| Information given |
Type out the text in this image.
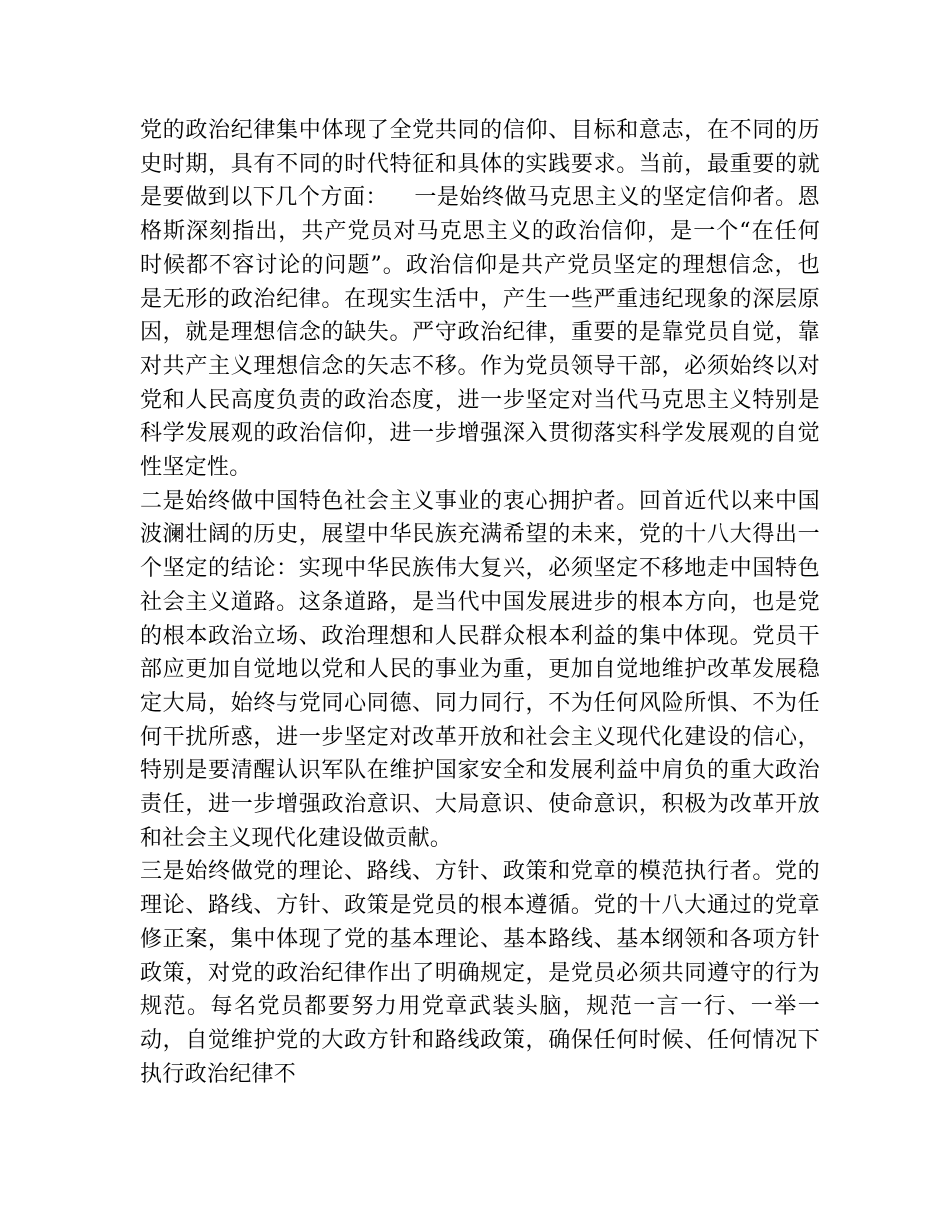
党的政治纪律集中体现了全党共同的信仰、目标和意志，在不同的历史时期，具有不同的时代特征和具体的实践要求。当前，最重要的就是要做到以下几个方面： 一是始终做马克思主义的坚定信仰者。恩格斯深刻指出，共产党员对马克思主义的政治信仰，是一个“在任何时候都不容讨论的问题”。政治信仰是共产党员坚定的理想信念，也是无形的政治纪律。在现实生活中，产生一些严重违纪现象的深层原因，就是理想信念的缺失。严守政治纪律，重要的是靠党员自觉，靠对共产主义理想信念的矢志不移。作为党员领导干部，必须始终以对党和人民高度负责的政治态度，进一步坚定对当代马克思主义特别是科学发展观的政治信仰，进一步增强深入贯彻落实科学发展观的自觉性坚定性。

二是始终做中国特色社会主义事业的衷心拥护者。回首近代以来中国波澜壮阔的历史，展望中华民族充满希望的未来，党的十八大得出一个坚定的结论：实现中华民族伟大复兴，必须坚定不移地走中国特色社会主义道路。这条道路，是当代中国发展进步的根本方向，也是党的根本政治立场、政治理想和人民群众根本利益的集中体现。党员干部应更加自觉地以党和人民的事业为重，更加自觉地维护改革发展稳定大局，始终与党同心同德、同力同行，不为任何风险所惧、不为任何干扰所惑，进一步坚定对改革开放和社会主义现代化建设的信心，特别是要清醒认识军队在维护国家安全和发展利益中肩负的重大政治责任，进一步增强政治意识、大局意识、使命意识，积极为改革开放和社会主义现代化建设做贡献。

三是始终做党的理论、路线、方针、政策和党章的模范执行者。党的理论、路线、方针、政策是党员的根本遵循。党的十八大通过的党章修正案，集中体现了党的基本理论、基本路线、基本纲领和各项方针政策，对党的政治纪律作出了明确规定，是党员必须共同遵守的行为规范。每名党员都要努力用党章武装头脑，规范一言一行、一举一动，自觉维护党的大政方针和路线政策，确保任何时候、任何情况下执行政治纪律不
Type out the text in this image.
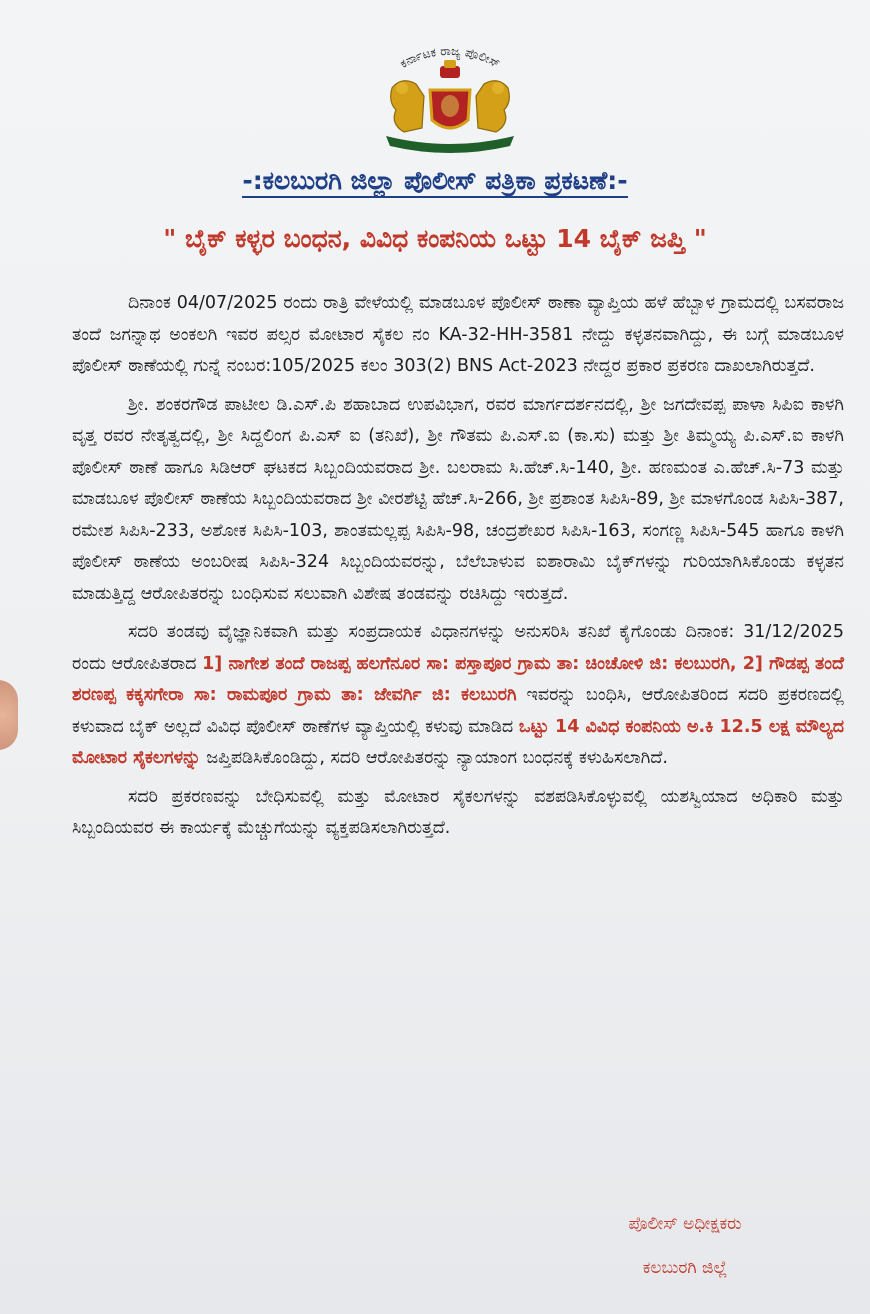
ಕರ್ನಾಟಕ ರಾಜ್ಯ ಪೊಲೀಸ್
-:ಕಲಬುರಗಿ ಜಿಲ್ಲಾ ಪೊಲೀಸ್ ಪತ್ರಿಕಾ ಪ್ರಕಟಣೆ:-
" ಬೈಕ್ ಕಳ್ಳರ ಬಂಧನ, ವಿವಿಧ ಕಂಪನಿಯ ಒಟ್ಟು 14 ಬೈಕ್ ಜಪ್ತಿ "

ದಿನಾಂಕ 04/07/2025 ರಂದು ರಾತ್ರಿ ವೇಳೆಯಲ್ಲಿ ಮಾಡಬೂಳ ಪೊಲೀಸ್ ಠಾಣಾ ವ್ಯಾಪ್ತಿಯ ಹಳೆ ಹೆಬ್ಬಾಳ ಗ್ರಾಮದಲ್ಲಿ ಬಸವರಾಜ ತಂದೆ ಜಗನ್ನಾಥ ಅಂಕಲಗಿ ಇವರ ಪಲ್ಸರ ಮೋಟಾರ ಸೈಕಲ ನಂ KA-32-HH-3581 ನೇದ್ದು ಕಳ್ಳತನವಾಗಿದ್ದು, ಈ ಬಗ್ಗೆ ಮಾಡಬೂಳ ಪೊಲೀಸ್ ಠಾಣೆಯಲ್ಲಿ ಗುನ್ನೆ ನಂಬರ:105/2025 ಕಲಂ 303(2) BNS Act-2023 ನೇದ್ದರ ಪ್ರಕಾರ ಪ್ರಕರಣ ದಾಖಲಾಗಿರುತ್ತದೆ.

ಶ್ರೀ. ಶಂಕರಗೌಡ ಪಾಟೀಲ ಡಿ.ಎಸ್.ಪಿ ಶಹಾಬಾದ ಉಪವಿಭಾಗ, ರವರ ಮಾರ್ಗದರ್ಶನದಲ್ಲಿ, ಶ್ರೀ ಜಗದೇವಪ್ಪ ಪಾಳಾ ಸಿಪಿಐ ಕಾಳಗಿ ವೃತ್ತ ರವರ ನೇತೃತ್ವದಲ್ಲಿ, ಶ್ರೀ ಸಿದ್ದಲಿಂಗ ಪಿ.ಎಸ್ ಐ (ತನಿಖೆ), ಶ್ರೀ ಗೌತಮ ಪಿ.ಎಸ್.ಐ (ಕಾ.ಸು) ಮತ್ತು ಶ್ರೀ ತಿಮ್ಮಯ್ಯ ಪಿ.ಎಸ್.ಐ ಕಾಳಗಿ ಪೊಲೀಸ್ ಠಾಣೆ ಹಾಗೂ ಸಿಡಿಆರ್ ಘಟಕದ ಸಿಬ್ಬಂದಿಯವರಾದ ಶ್ರೀ. ಬಲರಾಮ ಸಿ.ಹೆಚ್.ಸಿ-140, ಶ್ರೀ. ಹಣಮಂತ ಎ.ಹೆಚ್.ಸಿ-73 ಮತ್ತು ಮಾಡಬೂಳ ಪೊಲೀಸ್ ಠಾಣೆಯ ಸಿಬ್ಬಂದಿಯವರಾದ ಶ್ರೀ ವೀರಶೆಟ್ಟಿ ಹೆಚ್.ಸಿ-266, ಶ್ರೀ ಪ್ರಶಾಂತ ಸಿಪಿಸಿ-89, ಶ್ರೀ ಮಾಳಗೊಂಡ ಸಿಪಿಸಿ-387, ರಮೇಶ ಸಿಪಿಸಿ-233, ಅಶೋಕ ಸಿಪಿಸಿ-103, ಶಾಂತಮಲ್ಲಪ್ಪ ಸಿಪಿಸಿ-98, ಚಂದ್ರಶೇಖರ ಸಿಪಿಸಿ-163, ಸಂಗಣ್ಣ ಸಿಪಿಸಿ-545 ಹಾಗೂ ಕಾಳಗಿ ಪೊಲೀಸ್ ಠಾಣೆಯ ಅಂಬರೀಷ ಸಿಪಿಸಿ-324 ಸಿಬ್ಬಂದಿಯವರನ್ನು, ಬೆಲೆಬಾಳುವ ಐಶಾರಾಮಿ ಬೈಕ್‌ಗಳನ್ನು ಗುರಿಯಾಗಿಸಿಕೊಂಡು ಕಳ್ಳತನ ಮಾಡುತ್ತಿದ್ದ ಆರೋಪಿತರನ್ನು ಬಂಧಿಸುವ ಸಲುವಾಗಿ ವಿಶೇಷ ತಂಡವನ್ನು ರಚಿಸಿದ್ದು ಇರುತ್ತದೆ.

ಸದರಿ ತಂಡವು ವೈಜ್ಞಾನಿಕವಾಗಿ ಮತ್ತು ಸಂಪ್ರದಾಯಕ ವಿಧಾನಗಳನ್ನು ಅನುಸರಿಸಿ ತನಿಖೆ ಕೈಗೊಂಡು ದಿನಾಂಕ: 31/12/2025 ರಂದು ಆರೋಪಿತರಾದ 1] ನಾಗೇಶ ತಂದೆ ರಾಜಪ್ಪ ಹಲಗೆನೂರ ಸಾ: ಪಸ್ತಾಪೂರ ಗ್ರಾಮ ತಾ: ಚಿಂಚೋಳಿ ಜಿ: ಕಲಬುರಗಿ, 2] ಗೌಡಪ್ಪ ತಂದೆ ಶರಣಪ್ಪ ಕಕ್ಕಸಗೇರಾ ಸಾ: ರಾಮಪೂರ ಗ್ರಾಮ ತಾ: ಜೇವರ್ಗಿ ಜಿ: ಕಲಬುರಗಿ ಇವರನ್ನು ಬಂಧಿಸಿ, ಆರೋಪಿತರಿಂದ ಸದರಿ ಪ್ರಕರಣದಲ್ಲಿ ಕಳುವಾದ ಬೈಕ್ ಅಲ್ಲದೆ ವಿವಿಧ ಪೊಲೀಸ್ ಠಾಣೆಗಳ ವ್ಯಾಪ್ತಿಯಲ್ಲಿ ಕಳುವು ಮಾಡಿದ ಒಟ್ಟು 14 ವಿವಿಧ ಕಂಪನಿಯ ಅ.ಕಿ 12.5 ಲಕ್ಷ ಮೌಲ್ಯದ ಮೋಟಾರ ಸೈಕಲಗಳನ್ನು ಜಪ್ತಿಪಡಿಸಿಕೊಂಡಿದ್ದು, ಸದರಿ ಆರೋಪಿತರನ್ನು ನ್ಯಾಯಾಂಗ ಬಂಧನಕ್ಕೆ ಕಳುಹಿಸಲಾಗಿದೆ.

ಸದರಿ ಪ್ರಕರಣವನ್ನು ಬೇಧಿಸುವಲ್ಲಿ ಮತ್ತು ಮೋಟಾರ ಸೈಕಲಗಳನ್ನು ವಶಪಡಿಸಿಕೊಳ್ಳುವಲ್ಲಿ ಯಶಸ್ವಿಯಾದ ಅಧಿಕಾರಿ ಮತ್ತು ಸಿಬ್ಬಂದಿಯವರ ಈ ಕಾರ್ಯಕ್ಕೆ ಮೆಚ್ಚುಗೆಯನ್ನು ವ್ಯಕ್ತಪಡಿಸಲಾಗಿರುತ್ತದೆ.

ಪೊಲೀಸ್ ಅಧೀಕ್ಷಕರು
ಕಲಬುರಗಿ ಜಿಲ್ಲೆ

| Given request |
Choose all lines containing the string "ಕಲಗಳನ" and copy them out.

| Result |
ಸದರಿ ತಂಡವು ವೈಜ್ಞಾನಿಕವಾಗಿ ಮತ್ತು ಸಂಪ್ರದಾಯಕ ವಿಧಾನಗಳನ್ನು ಅನುಸರಿಸಿ ತನಿಖೆ ಕೈಗೊಂಡು ದಿನಾಂಕ: 31/12/2025 ರಂದು ಆರೋಪಿತರಾದ 1] ನಾಗೇಶ ತಂದೆ ರಾಜಪ್ಪ ಹಲಗೆನೂರ ಸಾ: ಪಸ್ತಾಪೂರ ಗ್ರಾಮ ತಾ: ಚಿಂಚೋಳಿ ಜಿ: ಕಲಬುರಗಿ, 2] ಗೌಡಪ್ಪ ತಂದೆ ಶರಣಪ್ಪ ಕಕ್ಕಸಗೇರಾ ಸಾ: ರಾಮಪೂರ ಗ್ರಾಮ ತಾ: ಜೇವರ್ಗಿ ಜಿ: ಕಲಬುರಗಿ ಇವರನ್ನು ಬಂಧಿಸಿ, ಆರೋಪಿತರಿಂದ ಸದರಿ ಪ್ರಕರಣದಲ್ಲಿ ಕಳುವಾದ ಬೈಕ್ ಅಲ್ಲದೆ ವಿವಿಧ ಪೊಲೀಸ್ ಠಾಣೆಗಳ ವ್ಯಾಪ್ತಿಯಲ್ಲಿ ಕಳುವು ಮಾಡಿದ ಒಟ್ಟು 14 ವಿವಿಧ ಕಂಪನಿಯ ಅ.ಕಿ 12.5 ಲಕ್ಷ ಮೌಲ್ಯದ ಮೋಟಾರ ಸೈಕಲಗಳನ್ನು ಜಪ್ತಿಪಡಿಸಿಕೊಂಡಿದ್ದು, ಸದರಿ ಆರೋಪಿತರನ್ನು ನ್ಯಾಯಾಂಗ ಬಂಧನಕ್ಕೆ ಕಳುಹಿಸಲಾಗಿದೆ.
ಸದರಿ ಪ್ರಕರಣವನ್ನು ಬೇಧಿಸುವಲ್ಲಿ ಮತ್ತು ಮೋಟಾರ ಸೈಕಲಗಳನ್ನು ವಶಪಡಿಸಿಕೊಳ್ಳುವಲ್ಲಿ ಯಶಸ್ವಿಯಾದ ಅಧಿಕಾರಿ ಮತ್ತು ಸಿಬ್ಬಂದಿಯವರ ಈ ಕಾರ್ಯಕ್ಕೆ ಮೆಚ್ಚುಗೆಯನ್ನು ವ್ಯಕ್ತಪಡಿಸಲಾಗಿರುತ್ತದೆ.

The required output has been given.